→ **Given task**
Without including any images, reproduce each entry exactly.

## Start Given records

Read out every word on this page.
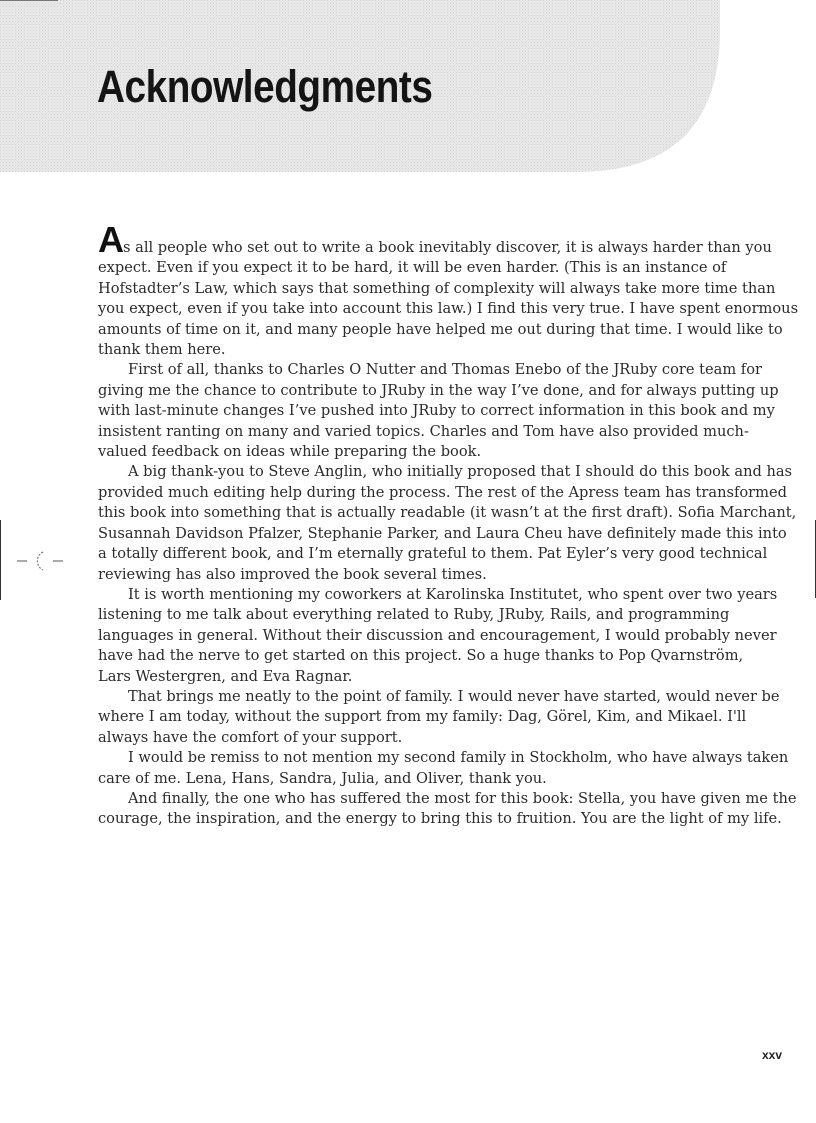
Acknowledgments

As all people who set out to write a book inevitably discover, it is always harder than you
expect. Even if you expect it to be hard, it will be even harder. (This is an instance of
Hofstadter’s Law, which says that something of complexity will always take more time than
you expect, even if you take into account this law.) I find this very true. I have spent enormous
amounts of time on it, and many people have helped me out during that time. I would like to
thank them here.

First of all, thanks to Charles O Nutter and Thomas Enebo of the JRuby core team for
giving me the chance to contribute to JRuby in the way I’ve done, and for always putting up
with last-minute changes I’ve pushed into JRuby to correct information in this book and my
insistent ranting on many and varied topics. Charles and Tom have also provided much-
valued feedback on ideas while preparing the book.

A big thank-you to Steve Anglin, who initially proposed that I should do this book and has
provided much editing help during the process. The rest of the Apress team has transformed
this book into something that is actually readable (it wasn’t at the first draft). Sofia Marchant,
Susannah Davidson Pfalzer, Stephanie Parker, and Laura Cheu have definitely made this into
a totally different book, and I’m eternally grateful to them. Pat Eyler’s very good technical
reviewing has also improved the book several times.

It is worth mentioning my coworkers at Karolinska Institutet, who spent over two years
listening to me talk about everything related to Ruby, JRuby, Rails, and programming
languages in general. Without their discussion and encouragement, I would probably never
have had the nerve to get started on this project. So a huge thanks to Pop Qvarnström,
Lars Westergren, and Eva Ragnar.

That brings me neatly to the point of family. I would never have started, would never be
where I am today, without the support from my family: Dag, Görel, Kim, and Mikael. I'll
always have the comfort of your support.

I would be remiss to not mention my second family in Stockholm, who have always taken
care of me. Lena, Hans, Sandra, Julia, and Oliver, thank you.

And finally, the one who has suffered the most for this book: Stella, you have given me the
courage, the inspiration, and the energy to bring this to fruition. You are the light of my life.

xxv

## End Given records

→ **The output**
Read out every word on this page.
Acknowledgments

As all people who set out to write a book inevitably discover, it is always harder than you
expect. Even if you expect it to be hard, it will be even harder. (This is an instance of
Hofstadter’s Law, which says that something of complexity will always take more time than
you expect, even if you take into account this law.) I find this very true. I have spent enormous
amounts of time on it, and many people have helped me out during that time. I would like to
thank them here.

First of all, thanks to Charles O Nutter and Thomas Enebo of the JRuby core team for
giving me the chance to contribute to JRuby in the way I’ve done, and for always putting up
with last-minute changes I’ve pushed into JRuby to correct information in this book and my
insistent ranting on many and varied topics. Charles and Tom have also provided much-
valued feedback on ideas while preparing the book.

A big thank-you to Steve Anglin, who initially proposed that I should do this book and has
provided much editing help during the process. The rest of the Apress team has transformed
this book into something that is actually readable (it wasn’t at the first draft). Sofia Marchant,
Susannah Davidson Pfalzer, Stephanie Parker, and Laura Cheu have definitely made this into
a totally different book, and I’m eternally grateful to them. Pat Eyler’s very good technical
reviewing has also improved the book several times.

It is worth mentioning my coworkers at Karolinska Institutet, who spent over two years
listening to me talk about everything related to Ruby, JRuby, Rails, and programming
languages in general. Without their discussion and encouragement, I would probably never
have had the nerve to get started on this project. So a huge thanks to Pop Qvarnström,
Lars Westergren, and Eva Ragnar.

That brings me neatly to the point of family. I would never have started, would never be
where I am today, without the support from my family: Dag, Görel, Kim, and Mikael. I'll
always have the comfort of your support.

I would be remiss to not mention my second family in Stockholm, who have always taken
care of me. Lena, Hans, Sandra, Julia, and Oliver, thank you.

And finally, the one who has suffered the most for this book: Stella, you have given me the
courage, the inspiration, and the energy to bring this to fruition. You are the light of my life.

xxv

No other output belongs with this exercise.